_What is needed_
Copy each line of the data below exactly, leaving out pictures.
BEGIN Provided data
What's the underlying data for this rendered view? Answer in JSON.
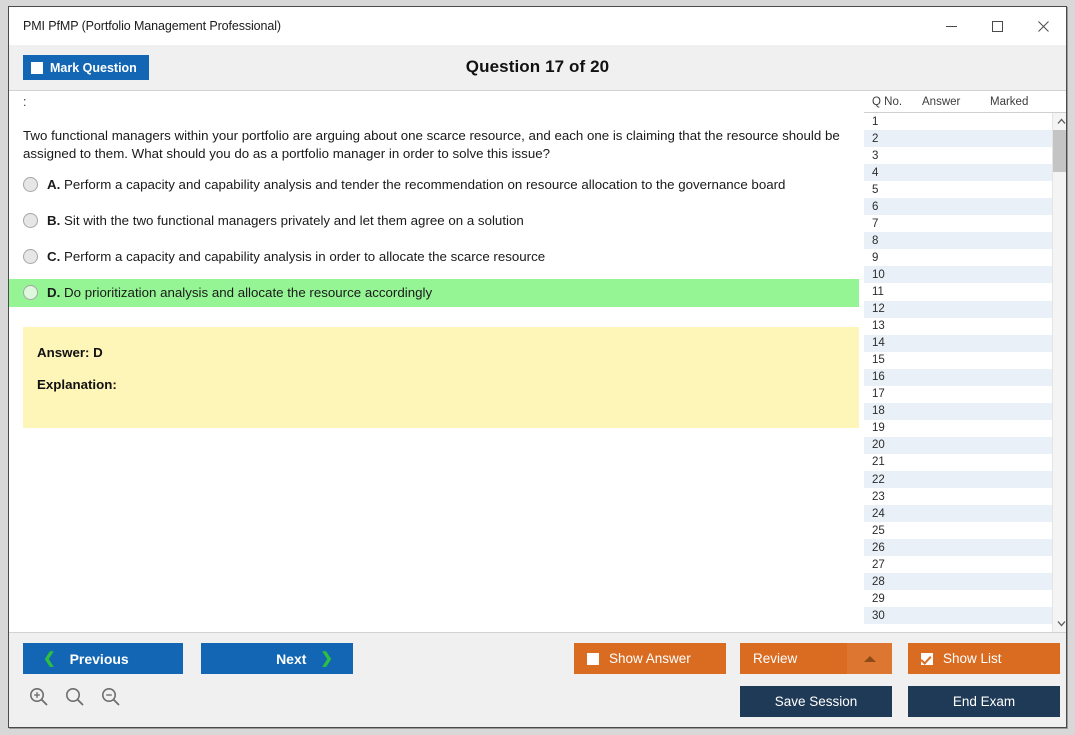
{
  "window": {
    "title": "PMI PfMP (Portfolio Management Professional)",
    "controls": [
      {
        "name": "minimize",
        "glyph": "minimize-icon"
      },
      {
        "name": "maximize",
        "glyph": "maximize-icon"
      },
      {
        "name": "close",
        "glyph": "close-icon"
      }
    ]
  },
  "header": {
    "mark_question_label": "Mark Question",
    "mark_question_checked": false,
    "question_heading": "Question 17 of 20"
  },
  "question": {
    "prefix": ":",
    "text": "Two functional managers within your portfolio are arguing about one scarce resource, and each one is claiming that the resource should be assigned to them. What should you do as a portfolio manager in order to solve this issue?",
    "options": [
      {
        "letter": "A.",
        "text": "Perform a capacity and capability analysis and tender the recommendation on resource allocation to the governance board",
        "correct": false,
        "selected": false
      },
      {
        "letter": "B.",
        "text": "Sit with the two functional managers privately and let them agree on a solution",
        "correct": false,
        "selected": false
      },
      {
        "letter": "C.",
        "text": "Perform a capacity and capability analysis in order to allocate the scarce resource",
        "correct": false,
        "selected": false
      },
      {
        "letter": "D.",
        "text": "Do prioritization analysis and allocate the resource accordingly",
        "correct": true,
        "selected": false
      }
    ]
  },
  "answer_panel": {
    "answer_line": "Answer: D",
    "explanation_line": "Explanation:"
  },
  "question_list": {
    "columns": [
      "Q No.",
      "Answer",
      "Marked"
    ],
    "rows": [
      {
        "qno": "1",
        "answer": "",
        "marked": ""
      },
      {
        "qno": "2",
        "answer": "",
        "marked": ""
      },
      {
        "qno": "3",
        "answer": "",
        "marked": ""
      },
      {
        "qno": "4",
        "answer": "",
        "marked": ""
      },
      {
        "qno": "5",
        "answer": "",
        "marked": ""
      },
      {
        "qno": "6",
        "answer": "",
        "marked": ""
      },
      {
        "qno": "7",
        "answer": "",
        "marked": ""
      },
      {
        "qno": "8",
        "answer": "",
        "marked": ""
      },
      {
        "qno": "9",
        "answer": "",
        "marked": ""
      },
      {
        "qno": "10",
        "answer": "",
        "marked": ""
      },
      {
        "qno": "11",
        "answer": "",
        "marked": ""
      },
      {
        "qno": "12",
        "answer": "",
        "marked": ""
      },
      {
        "qno": "13",
        "answer": "",
        "marked": ""
      },
      {
        "qno": "14",
        "answer": "",
        "marked": ""
      },
      {
        "qno": "15",
        "answer": "",
        "marked": ""
      },
      {
        "qno": "16",
        "answer": "",
        "marked": ""
      },
      {
        "qno": "17",
        "answer": "",
        "marked": ""
      },
      {
        "qno": "18",
        "answer": "",
        "marked": ""
      },
      {
        "qno": "19",
        "answer": "",
        "marked": ""
      },
      {
        "qno": "20",
        "answer": "",
        "marked": ""
      },
      {
        "qno": "21",
        "answer": "",
        "marked": ""
      },
      {
        "qno": "22",
        "answer": "",
        "marked": ""
      },
      {
        "qno": "23",
        "answer": "",
        "marked": ""
      },
      {
        "qno": "24",
        "answer": "",
        "marked": ""
      },
      {
        "qno": "25",
        "answer": "",
        "marked": ""
      },
      {
        "qno": "26",
        "answer": "",
        "marked": ""
      },
      {
        "qno": "27",
        "answer": "",
        "marked": ""
      },
      {
        "qno": "28",
        "answer": "",
        "marked": ""
      },
      {
        "qno": "29",
        "answer": "",
        "marked": ""
      },
      {
        "qno": "30",
        "answer": "",
        "marked": ""
      }
    ],
    "scroll_up_glyph": "chevron-up-icon",
    "scroll_down_glyph": "chevron-down-icon"
  },
  "footer": {
    "previous_label": "Previous",
    "next_label": "Next",
    "show_answer_label": "Show Answer",
    "show_answer_checked": false,
    "review_label": "Review",
    "show_list_label": "Show List",
    "show_list_checked": true,
    "save_session_label": "Save Session",
    "end_exam_label": "End Exam",
    "zoom_tools": [
      {
        "name": "zoom-in-icon"
      },
      {
        "name": "zoom-reset-icon"
      },
      {
        "name": "zoom-out-icon"
      }
    ]
  },
  "colors": {
    "primary_blue": "#1266b3",
    "orange": "#da6c22",
    "navy": "#1f3a56",
    "correct_green": "#95f595",
    "answer_yellow": "#fdf6b8",
    "chevron_green": "#2fbf3f",
    "row_alt": "#eaf0f7"
  }
}
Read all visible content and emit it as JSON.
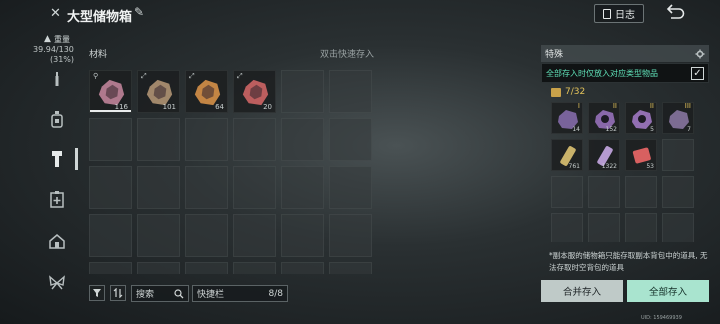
{
  "header": {
    "title": "大型储物箱",
    "log_label": "日志"
  },
  "sidebar": {
    "weight_label": "重量",
    "weight_value": "39.94/130",
    "weight_percent": "(31%)"
  },
  "inventory": {
    "section_label": "材料",
    "double_click_hint": "双击快速存入",
    "items": [
      {
        "count": "116",
        "icon": "ore-crystal-icon",
        "color": "#c98aa0"
      },
      {
        "count": "101",
        "icon": "bronze-ore-icon",
        "color": "#b89a78"
      },
      {
        "count": "64",
        "icon": "fire-crystal-icon",
        "color": "#e0964a"
      },
      {
        "count": "20",
        "icon": "red-crystal-icon",
        "color": "#d86868"
      }
    ]
  },
  "toolbar": {
    "search_label": "搜索",
    "quickbar_label": "快捷栏",
    "quickbar_count": "8/8"
  },
  "special": {
    "header_label": "特殊",
    "option_label": "全部存入时仅放入对应类型物品",
    "checked": true,
    "capacity": "7/32",
    "items": [
      {
        "count": "14",
        "rank": "I",
        "icon": "purple-ore-icon",
        "color": "#8a6fb0"
      },
      {
        "count": "152",
        "rank": "II",
        "icon": "purple-ring-ore-icon",
        "color": "#9c74c2"
      },
      {
        "count": "5",
        "rank": "II",
        "icon": "purple-ring-ore-icon",
        "color": "#a77ccb"
      },
      {
        "count": "7",
        "rank": "III",
        "icon": "dark-ore-icon",
        "color": "#8d7aa6"
      },
      {
        "count": "761",
        "rank": "",
        "icon": "gold-vial-icon",
        "color": "#c9b26a"
      },
      {
        "count": "1322",
        "rank": "",
        "icon": "purple-vial-icon",
        "color": "#b59ad0"
      },
      {
        "count": "53",
        "rank": "",
        "icon": "red-card-icon",
        "color": "#d86060"
      }
    ],
    "note": "*副本服的储物箱只能存取副本背包中的道具, 无法存取时空背包的道具",
    "merge_label": "合并存入",
    "all_label": "全部存入"
  },
  "footer": {
    "uid": "UID: 159469939"
  },
  "colors": {
    "accent_green": "#5fe0b7",
    "gold": "#e2c25a",
    "all_button": "#a9e4cf"
  }
}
END Provided data
_Answer to this task_
What's the underlying data for this rendered view? Answer in JSON.
{
  "window": {
    "title": "PMI PfMP (Portfolio Management Professional)",
    "controls": [
      {
        "name": "minimize",
        "glyph": "minimize-icon"
      },
      {
        "name": "maximize",
        "glyph": "maximize-icon"
      },
      {
        "name": "close",
        "glyph": "close-icon"
      }
    ]
  },
  "header": {
    "mark_question_label": "Mark Question",
    "mark_question_checked": false,
    "question_heading": "Question 17 of 20"
  },
  "question": {
    "prefix": ":",
    "text": "Two functional managers within your portfolio are arguing about one scarce resource, and each one is claiming that the resource should be assigned to them. What should you do as a portfolio manager in order to solve this issue?",
    "options": [
      {
        "letter": "A.",
        "text": "Perform a capacity and capability analysis and tender the recommendation on resource allocation to the governance board",
        "correct": false,
        "selected": false
      },
      {
        "letter": "B.",
        "text": "Sit with the two functional managers privately and let them agree on a solution",
        "correct": false,
        "selected": false
      },
      {
        "letter": "C.",
        "text": "Perform a capacity and capability analysis in order to allocate the scarce resource",
        "correct": false,
        "selected": false
      },
      {
        "letter": "D.",
        "text": "Do prioritization analysis and allocate the resource accordingly",
        "correct": true,
        "selected": false
      }
    ]
  },
  "answer_panel": {
    "answer_line": "Answer: D",
    "explanation_line": "Explanation:"
  },
  "question_list": {
    "columns": [
      "Q No.",
      "Answer",
      "Marked"
    ],
    "rows": [
      {
        "qno": "1",
        "answer": "",
        "marked": ""
      },
      {
        "qno": "2",
        "answer": "",
        "marked": ""
      },
      {
        "qno": "3",
        "answer": "",
        "marked": ""
      },
      {
        "qno": "4",
        "answer": "",
        "marked": ""
      },
      {
        "qno": "5",
        "answer": "",
        "marked": ""
      },
      {
        "qno": "6",
        "answer": "",
        "marked": ""
      },
      {
        "qno": "7",
        "answer": "",
        "marked": ""
      },
      {
        "qno": "8",
        "answer": "",
        "marked": ""
      },
      {
        "qno": "9",
        "answer": "",
        "marked": ""
      },
      {
        "qno": "10",
        "answer": "",
        "marked": ""
      },
      {
        "qno": "11",
        "answer": "",
        "marked": ""
      },
      {
        "qno": "12",
        "answer": "",
        "marked": ""
      },
      {
        "qno": "13",
        "answer": "",
        "marked": ""
      },
      {
        "qno": "14",
        "answer": "",
        "marked": ""
      },
      {
        "qno": "15",
        "answer": "",
        "marked": ""
      },
      {
        "qno": "16",
        "answer": "",
        "marked": ""
      },
      {
        "qno": "17",
        "answer": "",
        "marked": ""
      },
      {
        "qno": "18",
        "answer": "",
        "marked": ""
      },
      {
        "qno": "19",
        "answer": "",
        "marked": ""
      },
      {
        "qno": "20",
        "answer": "",
        "marked": ""
      },
      {
        "qno": "21",
        "answer": "",
        "marked": ""
      },
      {
        "qno": "22",
        "answer": "",
        "marked": ""
      },
      {
        "qno": "23",
        "answer": "",
        "marked": ""
      },
      {
        "qno": "24",
        "answer": "",
        "marked": ""
      },
      {
        "qno": "25",
        "answer": "",
        "marked": ""
      },
      {
        "qno": "26",
        "answer": "",
        "marked": ""
      },
      {
        "qno": "27",
        "answer": "",
        "marked": ""
      },
      {
        "qno": "28",
        "answer": "",
        "marked": ""
      },
      {
        "qno": "29",
        "answer": "",
        "marked": ""
      },
      {
        "qno": "30",
        "answer": "",
        "marked": ""
      }
    ],
    "scroll_up_glyph": "chevron-up-icon",
    "scroll_down_glyph": "chevron-down-icon"
  },
  "footer": {
    "previous_label": "Previous",
    "next_label": "Next",
    "show_answer_label": "Show Answer",
    "show_answer_checked": false,
    "review_label": "Review",
    "show_list_label": "Show List",
    "show_list_checked": true,
    "save_session_label": "Save Session",
    "end_exam_label": "End Exam",
    "zoom_tools": [
      {
        "name": "zoom-in-icon"
      },
      {
        "name": "zoom-reset-icon"
      },
      {
        "name": "zoom-out-icon"
      }
    ]
  },
  "colors": {
    "primary_blue": "#1266b3",
    "orange": "#da6c22",
    "navy": "#1f3a56",
    "correct_green": "#95f595",
    "answer_yellow": "#fdf6b8",
    "chevron_green": "#2fbf3f",
    "row_alt": "#eaf0f7"
  }
}
Read all visible content and emit it as JSON.
{
  "header": {
    "title": "大型储物箱",
    "log_label": "日志"
  },
  "sidebar": {
    "weight_label": "重量",
    "weight_value": "39.94/130",
    "weight_percent": "(31%)"
  },
  "inventory": {
    "section_label": "材料",
    "double_click_hint": "双击快速存入",
    "items": [
      {
        "count": "116",
        "icon": "ore-crystal-icon",
        "color": "#c98aa0"
      },
      {
        "count": "101",
        "icon": "bronze-ore-icon",
        "color": "#b89a78"
      },
      {
        "count": "64",
        "icon": "fire-crystal-icon",
        "color": "#e0964a"
      },
      {
        "count": "20",
        "icon": "red-crystal-icon",
        "color": "#d86868"
      }
    ]
  },
  "toolbar": {
    "search_label": "搜索",
    "quickbar_label": "快捷栏",
    "quickbar_count": "8/8"
  },
  "special": {
    "header_label": "特殊",
    "option_label": "全部存入时仅放入对应类型物品",
    "checked": true,
    "capacity": "7/32",
    "items": [
      {
        "count": "14",
        "rank": "I",
        "icon": "purple-ore-icon",
        "color": "#8a6fb0"
      },
      {
        "count": "152",
        "rank": "II",
        "icon": "purple-ring-ore-icon",
        "color": "#9c74c2"
      },
      {
        "count": "5",
        "rank": "II",
        "icon": "purple-ring-ore-icon",
        "color": "#a77ccb"
      },
      {
        "count": "7",
        "rank": "III",
        "icon": "dark-ore-icon",
        "color": "#8d7aa6"
      },
      {
        "count": "761",
        "rank": "",
        "icon": "gold-vial-icon",
        "color": "#c9b26a"
      },
      {
        "count": "1322",
        "rank": "",
        "icon": "purple-vial-icon",
        "color": "#b59ad0"
      },
      {
        "count": "53",
        "rank": "",
        "icon": "red-card-icon",
        "color": "#d86060"
      }
    ],
    "note": "*副本服的储物箱只能存取副本背包中的道具, 无法存取时空背包的道具",
    "merge_label": "合并存入",
    "all_label": "全部存入"
  },
  "footer": {
    "uid": "UID: 159469939"
  },
  "colors": {
    "accent_green": "#5fe0b7",
    "gold": "#e2c25a",
    "all_button": "#a9e4cf"
  }
}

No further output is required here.